#### [Data shown]
-*-
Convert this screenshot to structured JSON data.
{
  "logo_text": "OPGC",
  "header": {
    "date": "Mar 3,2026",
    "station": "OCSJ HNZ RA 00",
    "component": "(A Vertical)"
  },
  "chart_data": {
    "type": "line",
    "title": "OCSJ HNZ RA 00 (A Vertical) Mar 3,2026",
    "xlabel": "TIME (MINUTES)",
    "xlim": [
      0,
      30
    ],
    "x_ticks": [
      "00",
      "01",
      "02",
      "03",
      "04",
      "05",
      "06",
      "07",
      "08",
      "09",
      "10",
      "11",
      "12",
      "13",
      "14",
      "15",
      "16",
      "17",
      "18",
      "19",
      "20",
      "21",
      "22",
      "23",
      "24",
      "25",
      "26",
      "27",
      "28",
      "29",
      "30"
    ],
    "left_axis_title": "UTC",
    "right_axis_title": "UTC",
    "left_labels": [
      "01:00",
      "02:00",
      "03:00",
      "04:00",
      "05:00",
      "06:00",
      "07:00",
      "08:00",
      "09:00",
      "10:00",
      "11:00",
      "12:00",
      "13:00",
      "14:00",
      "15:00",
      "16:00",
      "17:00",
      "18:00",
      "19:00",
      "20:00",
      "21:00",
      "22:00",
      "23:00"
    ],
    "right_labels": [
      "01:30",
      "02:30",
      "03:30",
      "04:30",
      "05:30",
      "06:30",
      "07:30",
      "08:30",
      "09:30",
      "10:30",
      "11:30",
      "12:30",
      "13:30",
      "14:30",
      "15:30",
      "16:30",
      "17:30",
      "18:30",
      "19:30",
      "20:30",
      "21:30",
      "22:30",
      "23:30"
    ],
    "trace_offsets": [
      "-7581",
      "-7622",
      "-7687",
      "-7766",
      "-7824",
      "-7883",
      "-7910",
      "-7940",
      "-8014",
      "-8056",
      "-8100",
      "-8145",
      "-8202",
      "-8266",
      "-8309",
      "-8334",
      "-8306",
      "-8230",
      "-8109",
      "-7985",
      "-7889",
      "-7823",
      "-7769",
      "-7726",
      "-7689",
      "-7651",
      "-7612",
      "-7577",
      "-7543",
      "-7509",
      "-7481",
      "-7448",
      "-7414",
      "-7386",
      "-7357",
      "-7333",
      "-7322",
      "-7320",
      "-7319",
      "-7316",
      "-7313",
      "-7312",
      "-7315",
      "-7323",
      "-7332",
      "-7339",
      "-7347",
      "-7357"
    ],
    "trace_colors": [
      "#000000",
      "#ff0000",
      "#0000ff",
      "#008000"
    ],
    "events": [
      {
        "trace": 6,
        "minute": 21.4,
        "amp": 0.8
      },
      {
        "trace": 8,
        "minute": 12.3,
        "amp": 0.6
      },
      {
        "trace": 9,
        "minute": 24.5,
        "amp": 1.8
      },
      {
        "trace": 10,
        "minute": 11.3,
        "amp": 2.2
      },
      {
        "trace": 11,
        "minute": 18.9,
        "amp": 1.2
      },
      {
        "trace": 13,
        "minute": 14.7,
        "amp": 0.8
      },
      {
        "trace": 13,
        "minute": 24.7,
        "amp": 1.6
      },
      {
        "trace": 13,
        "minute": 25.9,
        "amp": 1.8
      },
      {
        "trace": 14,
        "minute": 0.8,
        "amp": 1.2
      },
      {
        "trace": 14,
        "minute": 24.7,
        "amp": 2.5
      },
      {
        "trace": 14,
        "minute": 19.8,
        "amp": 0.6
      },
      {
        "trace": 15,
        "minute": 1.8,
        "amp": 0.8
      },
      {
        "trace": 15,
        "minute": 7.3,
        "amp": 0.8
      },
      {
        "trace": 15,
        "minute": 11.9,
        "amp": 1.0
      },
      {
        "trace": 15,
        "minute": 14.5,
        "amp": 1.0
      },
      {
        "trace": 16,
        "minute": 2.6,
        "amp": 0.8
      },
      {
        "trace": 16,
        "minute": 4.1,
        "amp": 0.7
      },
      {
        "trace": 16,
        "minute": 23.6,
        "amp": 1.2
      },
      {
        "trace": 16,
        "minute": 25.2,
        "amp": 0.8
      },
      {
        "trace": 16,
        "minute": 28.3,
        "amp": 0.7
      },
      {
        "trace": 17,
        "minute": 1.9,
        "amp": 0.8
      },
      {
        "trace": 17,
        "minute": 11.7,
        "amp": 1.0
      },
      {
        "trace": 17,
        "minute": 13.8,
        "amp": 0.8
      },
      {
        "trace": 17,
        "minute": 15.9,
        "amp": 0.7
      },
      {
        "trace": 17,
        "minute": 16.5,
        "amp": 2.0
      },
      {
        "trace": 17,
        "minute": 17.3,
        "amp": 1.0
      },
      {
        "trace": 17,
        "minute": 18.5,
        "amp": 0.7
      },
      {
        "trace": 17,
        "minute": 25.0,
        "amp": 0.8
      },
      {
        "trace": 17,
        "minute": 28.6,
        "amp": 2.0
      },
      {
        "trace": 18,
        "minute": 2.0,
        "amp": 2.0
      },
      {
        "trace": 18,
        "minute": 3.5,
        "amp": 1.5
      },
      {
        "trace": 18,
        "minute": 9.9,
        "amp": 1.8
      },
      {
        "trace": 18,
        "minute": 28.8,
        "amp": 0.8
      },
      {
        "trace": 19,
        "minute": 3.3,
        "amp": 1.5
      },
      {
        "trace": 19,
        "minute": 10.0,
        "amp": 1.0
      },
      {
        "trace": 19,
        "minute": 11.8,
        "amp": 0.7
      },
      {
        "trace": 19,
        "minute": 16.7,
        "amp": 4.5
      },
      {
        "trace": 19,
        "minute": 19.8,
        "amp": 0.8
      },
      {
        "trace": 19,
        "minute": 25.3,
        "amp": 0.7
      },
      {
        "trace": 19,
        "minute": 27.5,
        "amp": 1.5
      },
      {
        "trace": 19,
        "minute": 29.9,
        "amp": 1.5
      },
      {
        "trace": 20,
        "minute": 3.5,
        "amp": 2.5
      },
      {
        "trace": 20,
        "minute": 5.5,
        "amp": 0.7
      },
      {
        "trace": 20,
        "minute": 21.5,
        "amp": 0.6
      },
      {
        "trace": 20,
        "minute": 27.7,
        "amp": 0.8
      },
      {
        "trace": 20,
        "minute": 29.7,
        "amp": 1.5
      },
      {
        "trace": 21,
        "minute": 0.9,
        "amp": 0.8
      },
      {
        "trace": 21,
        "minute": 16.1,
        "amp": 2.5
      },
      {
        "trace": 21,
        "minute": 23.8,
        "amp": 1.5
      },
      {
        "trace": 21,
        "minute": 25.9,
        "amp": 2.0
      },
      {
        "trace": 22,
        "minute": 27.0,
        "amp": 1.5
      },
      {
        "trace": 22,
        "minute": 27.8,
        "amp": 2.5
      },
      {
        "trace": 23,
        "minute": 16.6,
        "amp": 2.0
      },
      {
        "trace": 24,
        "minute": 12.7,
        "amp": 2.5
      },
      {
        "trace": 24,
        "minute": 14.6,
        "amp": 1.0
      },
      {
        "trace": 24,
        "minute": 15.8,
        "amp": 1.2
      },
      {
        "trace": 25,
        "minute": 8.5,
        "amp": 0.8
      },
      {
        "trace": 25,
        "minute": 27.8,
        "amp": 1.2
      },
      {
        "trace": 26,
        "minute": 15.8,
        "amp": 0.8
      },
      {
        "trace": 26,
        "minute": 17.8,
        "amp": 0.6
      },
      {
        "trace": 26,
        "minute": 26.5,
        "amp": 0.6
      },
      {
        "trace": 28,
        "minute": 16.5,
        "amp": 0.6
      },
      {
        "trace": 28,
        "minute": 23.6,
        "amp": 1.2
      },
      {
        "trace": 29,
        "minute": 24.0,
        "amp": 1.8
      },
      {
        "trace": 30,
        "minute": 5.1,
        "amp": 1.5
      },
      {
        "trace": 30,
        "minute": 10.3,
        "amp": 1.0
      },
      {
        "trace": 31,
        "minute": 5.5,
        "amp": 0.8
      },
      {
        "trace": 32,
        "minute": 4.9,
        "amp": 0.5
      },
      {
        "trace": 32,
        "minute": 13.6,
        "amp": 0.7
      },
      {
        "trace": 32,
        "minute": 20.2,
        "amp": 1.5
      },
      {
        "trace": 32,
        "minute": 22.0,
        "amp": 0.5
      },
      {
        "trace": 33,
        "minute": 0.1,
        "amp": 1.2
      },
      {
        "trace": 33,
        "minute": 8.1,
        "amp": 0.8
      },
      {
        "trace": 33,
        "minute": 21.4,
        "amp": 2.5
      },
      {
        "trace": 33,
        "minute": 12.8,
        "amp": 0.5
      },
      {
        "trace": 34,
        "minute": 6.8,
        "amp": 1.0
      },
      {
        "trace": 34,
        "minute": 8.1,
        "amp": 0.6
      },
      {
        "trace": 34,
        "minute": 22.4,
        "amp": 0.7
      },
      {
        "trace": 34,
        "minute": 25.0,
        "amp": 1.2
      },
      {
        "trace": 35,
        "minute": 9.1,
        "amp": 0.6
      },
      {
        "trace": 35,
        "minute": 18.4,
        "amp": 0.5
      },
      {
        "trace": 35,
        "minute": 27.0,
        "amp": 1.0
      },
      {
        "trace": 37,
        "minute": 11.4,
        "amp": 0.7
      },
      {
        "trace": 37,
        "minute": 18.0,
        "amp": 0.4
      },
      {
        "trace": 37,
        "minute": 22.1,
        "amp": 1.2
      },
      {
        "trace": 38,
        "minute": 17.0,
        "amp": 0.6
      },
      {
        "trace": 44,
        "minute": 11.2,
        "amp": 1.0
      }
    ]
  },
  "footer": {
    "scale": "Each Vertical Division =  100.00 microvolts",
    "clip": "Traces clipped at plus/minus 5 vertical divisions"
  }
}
-*-
#### [What you will do]
In the entries above, identify every line with the string "OCSJ".

#### [Task answer]
    "station": "OCSJ HNZ RA 00",
    "title": "OCSJ HNZ RA 00 (A Vertical) Mar 3,2026",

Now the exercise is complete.